▶ Raw records:
====

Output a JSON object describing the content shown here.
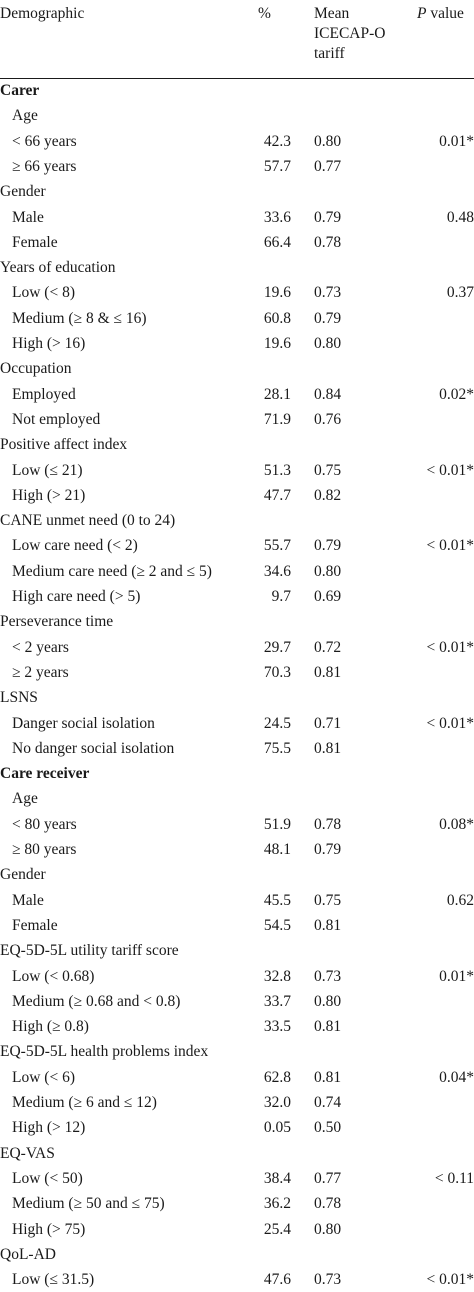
{
  "header": {
    "demographic": "Demographic",
    "percent": "%",
    "mean_lines": [
      "Mean",
      "ICECAP-O",
      "tariff"
    ],
    "p_italic": "P",
    "p_rest": " value"
  },
  "rows": [
    {
      "label": "Carer",
      "kind": "section"
    },
    {
      "label": "Age",
      "kind": "sub"
    },
    {
      "label": "< 66 years",
      "kind": "sub",
      "pct": "42.3",
      "mean": "0.80",
      "p": "0.01*"
    },
    {
      "label": "≥ 66 years",
      "kind": "sub",
      "pct": "57.7",
      "mean": "0.77"
    },
    {
      "label": "Gender",
      "kind": "group"
    },
    {
      "label": "Male",
      "kind": "sub",
      "pct": "33.6",
      "mean": "0.79",
      "p": "0.48"
    },
    {
      "label": "Female",
      "kind": "sub",
      "pct": "66.4",
      "mean": "0.78"
    },
    {
      "label": "Years of education",
      "kind": "group"
    },
    {
      "label": "Low (< 8)",
      "kind": "sub",
      "pct": "19.6",
      "mean": "0.73",
      "p": "0.37"
    },
    {
      "label": "Medium (≥ 8 & ≤ 16)",
      "kind": "sub",
      "pct": "60.8",
      "mean": "0.79"
    },
    {
      "label": "High (> 16)",
      "kind": "sub",
      "pct": "19.6",
      "mean": "0.80"
    },
    {
      "label": "Occupation",
      "kind": "group"
    },
    {
      "label": "Employed",
      "kind": "sub",
      "pct": "28.1",
      "mean": "0.84",
      "p": "0.02*"
    },
    {
      "label": "Not employed",
      "kind": "sub",
      "pct": "71.9",
      "mean": "0.76"
    },
    {
      "label": "Positive affect index",
      "kind": "group"
    },
    {
      "label": "Low (≤ 21)",
      "kind": "sub",
      "pct": "51.3",
      "mean": "0.75",
      "p": "< 0.01*"
    },
    {
      "label": "High (> 21)",
      "kind": "sub",
      "pct": "47.7",
      "mean": "0.82"
    },
    {
      "label": "CANE unmet need (0 to 24)",
      "kind": "group"
    },
    {
      "label": "Low care need (< 2)",
      "kind": "sub",
      "pct": "55.7",
      "mean": "0.79",
      "p": "< 0.01*"
    },
    {
      "label": "Medium care need (≥ 2 and ≤ 5)",
      "kind": "sub",
      "pct": "34.6",
      "mean": "0.80"
    },
    {
      "label": "High care need (> 5)",
      "kind": "sub",
      "pct": "9.7",
      "mean": "0.69"
    },
    {
      "label": "Perseverance time",
      "kind": "group"
    },
    {
      "label": "< 2 years",
      "kind": "sub",
      "pct": "29.7",
      "mean": "0.72",
      "p": "< 0.01*"
    },
    {
      "label": "≥ 2 years",
      "kind": "sub",
      "pct": "70.3",
      "mean": "0.81"
    },
    {
      "label": "LSNS",
      "kind": "group"
    },
    {
      "label": "Danger social isolation",
      "kind": "sub",
      "pct": "24.5",
      "mean": "0.71",
      "p": "< 0.01*"
    },
    {
      "label": "No danger social isolation",
      "kind": "sub",
      "pct": "75.5",
      "mean": "0.81"
    },
    {
      "label": "Care receiver",
      "kind": "section"
    },
    {
      "label": "Age",
      "kind": "sub"
    },
    {
      "label": "< 80 years",
      "kind": "sub",
      "pct": "51.9",
      "mean": "0.78",
      "p": "0.08*"
    },
    {
      "label": "≥ 80 years",
      "kind": "sub",
      "pct": "48.1",
      "mean": "0.79"
    },
    {
      "label": "Gender",
      "kind": "group"
    },
    {
      "label": "Male",
      "kind": "sub",
      "pct": "45.5",
      "mean": "0.75",
      "p": "0.62"
    },
    {
      "label": "Female",
      "kind": "sub",
      "pct": "54.5",
      "mean": "0.81"
    },
    {
      "label": "EQ-5D-5L utility tariff score",
      "kind": "group"
    },
    {
      "label": "Low (< 0.68)",
      "kind": "sub",
      "pct": "32.8",
      "mean": "0.73",
      "p": "0.01*"
    },
    {
      "label": "Medium (≥ 0.68 and < 0.8)",
      "kind": "sub",
      "pct": "33.7",
      "mean": "0.80"
    },
    {
      "label": "High (≥ 0.8)",
      "kind": "sub",
      "pct": "33.5",
      "mean": "0.81"
    },
    {
      "label": "EQ-5D-5L health problems index",
      "kind": "group"
    },
    {
      "label": "Low (< 6)",
      "kind": "sub",
      "pct": "62.8",
      "mean": "0.81",
      "p": "0.04*"
    },
    {
      "label": "Medium (≥ 6 and ≤ 12)",
      "kind": "sub",
      "pct": "32.0",
      "mean": "0.74"
    },
    {
      "label": "High (> 12)",
      "kind": "sub",
      "pct": "0.05",
      "mean": "0.50"
    },
    {
      "label": "EQ-VAS",
      "kind": "group"
    },
    {
      "label": "Low (< 50)",
      "kind": "sub",
      "pct": "38.4",
      "mean": "0.77",
      "p": "< 0.11"
    },
    {
      "label": "Medium (≥ 50 and ≤ 75)",
      "kind": "sub",
      "pct": "36.2",
      "mean": "0.78"
    },
    {
      "label": "High (> 75)",
      "kind": "sub",
      "pct": "25.4",
      "mean": "0.80"
    },
    {
      "label": "QoL-AD",
      "kind": "group"
    },
    {
      "label": "Low (≤ 31.5)",
      "kind": "sub",
      "pct": "47.6",
      "mean": "0.73",
      "p": "< 0.01*"
    }
  ]
}
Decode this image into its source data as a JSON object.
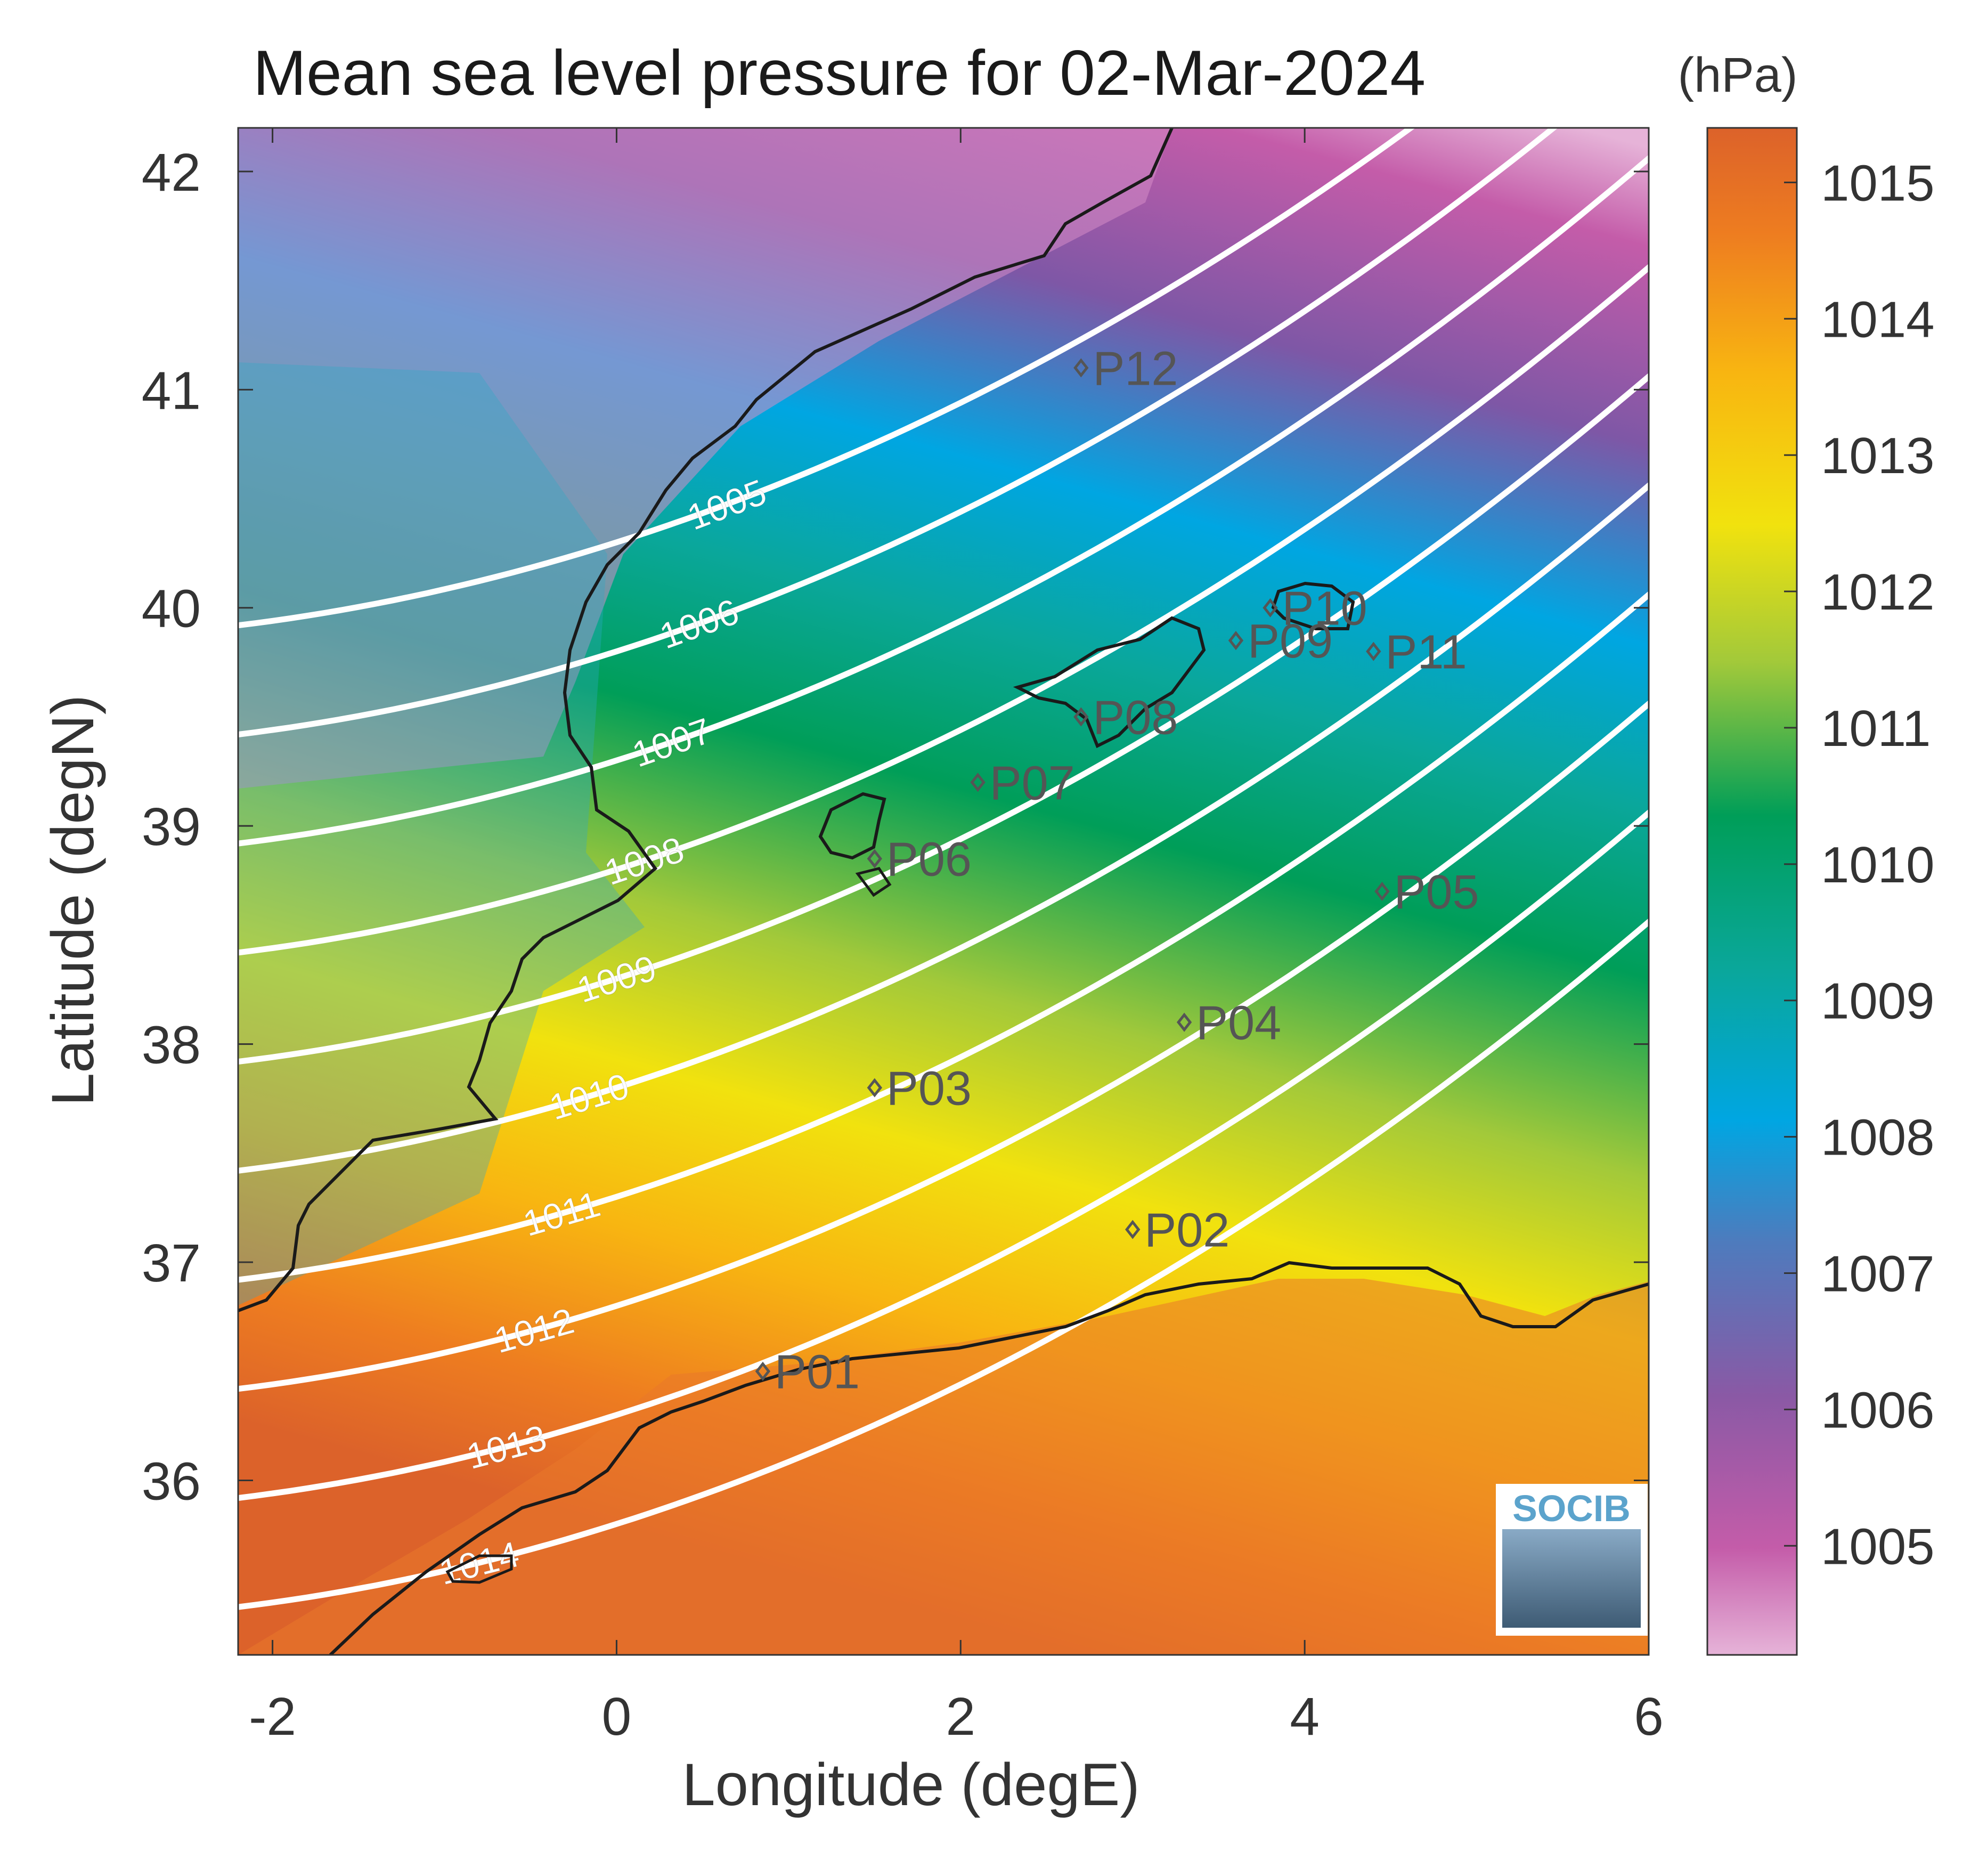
{
  "title": "Mean sea level pressure for 02-Mar-2024",
  "xlabel": "Longitude (degE)",
  "ylabel": "Latitude (degN)",
  "colorbar": {
    "unit": "(hPa)",
    "ticks": [
      1005,
      1006,
      1007,
      1008,
      1009,
      1010,
      1011,
      1012,
      1013,
      1014,
      1015
    ],
    "range": [
      1004.2,
      1015.4
    ]
  },
  "logo_text": "SOCIB",
  "chart_data": {
    "type": "heatmap",
    "variable": "Mean sea level pressure",
    "units": "hPa",
    "xlim": [
      -2.2,
      6.0
    ],
    "ylim": [
      35.2,
      42.2
    ],
    "xticks": [
      -2,
      0,
      2,
      4,
      6
    ],
    "yticks": [
      36,
      37,
      38,
      39,
      40,
      41,
      42
    ],
    "contour_levels": [
      1005,
      1006,
      1007,
      1008,
      1009,
      1010,
      1011,
      1012,
      1013,
      1014
    ],
    "points": [
      {
        "name": "P01",
        "lon": 0.85,
        "lat": 36.5
      },
      {
        "name": "P02",
        "lon": 3.0,
        "lat": 37.15
      },
      {
        "name": "P03",
        "lon": 1.5,
        "lat": 37.8
      },
      {
        "name": "P04",
        "lon": 3.3,
        "lat": 38.1
      },
      {
        "name": "P05",
        "lon": 4.45,
        "lat": 38.7
      },
      {
        "name": "P06",
        "lon": 1.5,
        "lat": 38.85
      },
      {
        "name": "P07",
        "lon": 2.1,
        "lat": 39.2
      },
      {
        "name": "P08",
        "lon": 2.7,
        "lat": 39.5
      },
      {
        "name": "P09",
        "lon": 3.6,
        "lat": 39.85
      },
      {
        "name": "P10",
        "lon": 3.8,
        "lat": 40.0
      },
      {
        "name": "P11",
        "lon": 4.4,
        "lat": 39.8
      },
      {
        "name": "P12",
        "lon": 2.7,
        "lat": 41.1
      }
    ]
  }
}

====

▶ Request:
Take the records above and transcribe them exactly, dropping every picture.

▶ Solution for this exercise:
Output a JSON object describing the content shown here.
{
  "header": {
    "demographic": "Demographic",
    "percent": "%",
    "mean_lines": [
      "Mean",
      "ICECAP-O",
      "tariff"
    ],
    "p_italic": "P",
    "p_rest": " value"
  },
  "rows": [
    {
      "label": "Carer",
      "kind": "section"
    },
    {
      "label": "Age",
      "kind": "sub"
    },
    {
      "label": "< 66 years",
      "kind": "sub",
      "pct": "42.3",
      "mean": "0.80",
      "p": "0.01*"
    },
    {
      "label": "≥ 66 years",
      "kind": "sub",
      "pct": "57.7",
      "mean": "0.77"
    },
    {
      "label": "Gender",
      "kind": "group"
    },
    {
      "label": "Male",
      "kind": "sub",
      "pct": "33.6",
      "mean": "0.79",
      "p": "0.48"
    },
    {
      "label": "Female",
      "kind": "sub",
      "pct": "66.4",
      "mean": "0.78"
    },
    {
      "label": "Years of education",
      "kind": "group"
    },
    {
      "label": "Low (< 8)",
      "kind": "sub",
      "pct": "19.6",
      "mean": "0.73",
      "p": "0.37"
    },
    {
      "label": "Medium (≥ 8 & ≤ 16)",
      "kind": "sub",
      "pct": "60.8",
      "mean": "0.79"
    },
    {
      "label": "High (> 16)",
      "kind": "sub",
      "pct": "19.6",
      "mean": "0.80"
    },
    {
      "label": "Occupation",
      "kind": "group"
    },
    {
      "label": "Employed",
      "kind": "sub",
      "pct": "28.1",
      "mean": "0.84",
      "p": "0.02*"
    },
    {
      "label": "Not employed",
      "kind": "sub",
      "pct": "71.9",
      "mean": "0.76"
    },
    {
      "label": "Positive affect index",
      "kind": "group"
    },
    {
      "label": "Low (≤ 21)",
      "kind": "sub",
      "pct": "51.3",
      "mean": "0.75",
      "p": "< 0.01*"
    },
    {
      "label": "High (> 21)",
      "kind": "sub",
      "pct": "47.7",
      "mean": "0.82"
    },
    {
      "label": "CANE unmet need (0 to 24)",
      "kind": "group"
    },
    {
      "label": "Low care need (< 2)",
      "kind": "sub",
      "pct": "55.7",
      "mean": "0.79",
      "p": "< 0.01*"
    },
    {
      "label": "Medium care need (≥ 2 and ≤ 5)",
      "kind": "sub",
      "pct": "34.6",
      "mean": "0.80"
    },
    {
      "label": "High care need (> 5)",
      "kind": "sub",
      "pct": "9.7",
      "mean": "0.69"
    },
    {
      "label": "Perseverance time",
      "kind": "group"
    },
    {
      "label": "< 2 years",
      "kind": "sub",
      "pct": "29.7",
      "mean": "0.72",
      "p": "< 0.01*"
    },
    {
      "label": "≥ 2 years",
      "kind": "sub",
      "pct": "70.3",
      "mean": "0.81"
    },
    {
      "label": "LSNS",
      "kind": "group"
    },
    {
      "label": "Danger social isolation",
      "kind": "sub",
      "pct": "24.5",
      "mean": "0.71",
      "p": "< 0.01*"
    },
    {
      "label": "No danger social isolation",
      "kind": "sub",
      "pct": "75.5",
      "mean": "0.81"
    },
    {
      "label": "Care receiver",
      "kind": "section"
    },
    {
      "label": "Age",
      "kind": "sub"
    },
    {
      "label": "< 80 years",
      "kind": "sub",
      "pct": "51.9",
      "mean": "0.78",
      "p": "0.08*"
    },
    {
      "label": "≥ 80 years",
      "kind": "sub",
      "pct": "48.1",
      "mean": "0.79"
    },
    {
      "label": "Gender",
      "kind": "group"
    },
    {
      "label": "Male",
      "kind": "sub",
      "pct": "45.5",
      "mean": "0.75",
      "p": "0.62"
    },
    {
      "label": "Female",
      "kind": "sub",
      "pct": "54.5",
      "mean": "0.81"
    },
    {
      "label": "EQ-5D-5L utility tariff score",
      "kind": "group"
    },
    {
      "label": "Low (< 0.68)",
      "kind": "sub",
      "pct": "32.8",
      "mean": "0.73",
      "p": "0.01*"
    },
    {
      "label": "Medium (≥ 0.68 and < 0.8)",
      "kind": "sub",
      "pct": "33.7",
      "mean": "0.80"
    },
    {
      "label": "High (≥ 0.8)",
      "kind": "sub",
      "pct": "33.5",
      "mean": "0.81"
    },
    {
      "label": "EQ-5D-5L health problems index",
      "kind": "group"
    },
    {
      "label": "Low (< 6)",
      "kind": "sub",
      "pct": "62.8",
      "mean": "0.81",
      "p": "0.04*"
    },
    {
      "label": "Medium (≥ 6 and ≤ 12)",
      "kind": "sub",
      "pct": "32.0",
      "mean": "0.74"
    },
    {
      "label": "High (> 12)",
      "kind": "sub",
      "pct": "0.05",
      "mean": "0.50"
    },
    {
      "label": "EQ-VAS",
      "kind": "group"
    },
    {
      "label": "Low (< 50)",
      "kind": "sub",
      "pct": "38.4",
      "mean": "0.77",
      "p": "< 0.11"
    },
    {
      "label": "Medium (≥ 50 and ≤ 75)",
      "kind": "sub",
      "pct": "36.2",
      "mean": "0.78"
    },
    {
      "label": "High (> 75)",
      "kind": "sub",
      "pct": "25.4",
      "mean": "0.80"
    },
    {
      "label": "QoL-AD",
      "kind": "group"
    },
    {
      "label": "Low (≤ 31.5)",
      "kind": "sub",
      "pct": "47.6",
      "mean": "0.73",
      "p": "< 0.01*"
    }
  ]
}
Decode this image into its source data as a JSON object.
{
  "title": "Mean sea level pressure for 02-Mar-2024",
  "xlabel": "Longitude (degE)",
  "ylabel": "Latitude (degN)",
  "colorbar": {
    "unit": "(hPa)",
    "ticks": [
      1005,
      1006,
      1007,
      1008,
      1009,
      1010,
      1011,
      1012,
      1013,
      1014,
      1015
    ],
    "range": [
      1004.2,
      1015.4
    ]
  },
  "logo_text": "SOCIB",
  "chart_data": {
    "type": "heatmap",
    "variable": "Mean sea level pressure",
    "units": "hPa",
    "xlim": [
      -2.2,
      6.0
    ],
    "ylim": [
      35.2,
      42.2
    ],
    "xticks": [
      -2,
      0,
      2,
      4,
      6
    ],
    "yticks": [
      36,
      37,
      38,
      39,
      40,
      41,
      42
    ],
    "contour_levels": [
      1005,
      1006,
      1007,
      1008,
      1009,
      1010,
      1011,
      1012,
      1013,
      1014
    ],
    "points": [
      {
        "name": "P01",
        "lon": 0.85,
        "lat": 36.5
      },
      {
        "name": "P02",
        "lon": 3.0,
        "lat": 37.15
      },
      {
        "name": "P03",
        "lon": 1.5,
        "lat": 37.8
      },
      {
        "name": "P04",
        "lon": 3.3,
        "lat": 38.1
      },
      {
        "name": "P05",
        "lon": 4.45,
        "lat": 38.7
      },
      {
        "name": "P06",
        "lon": 1.5,
        "lat": 38.85
      },
      {
        "name": "P07",
        "lon": 2.1,
        "lat": 39.2
      },
      {
        "name": "P08",
        "lon": 2.7,
        "lat": 39.5
      },
      {
        "name": "P09",
        "lon": 3.6,
        "lat": 39.85
      },
      {
        "name": "P10",
        "lon": 3.8,
        "lat": 40.0
      },
      {
        "name": "P11",
        "lon": 4.4,
        "lat": 39.8
      },
      {
        "name": "P12",
        "lon": 2.7,
        "lat": 41.1
      }
    ]
  }
}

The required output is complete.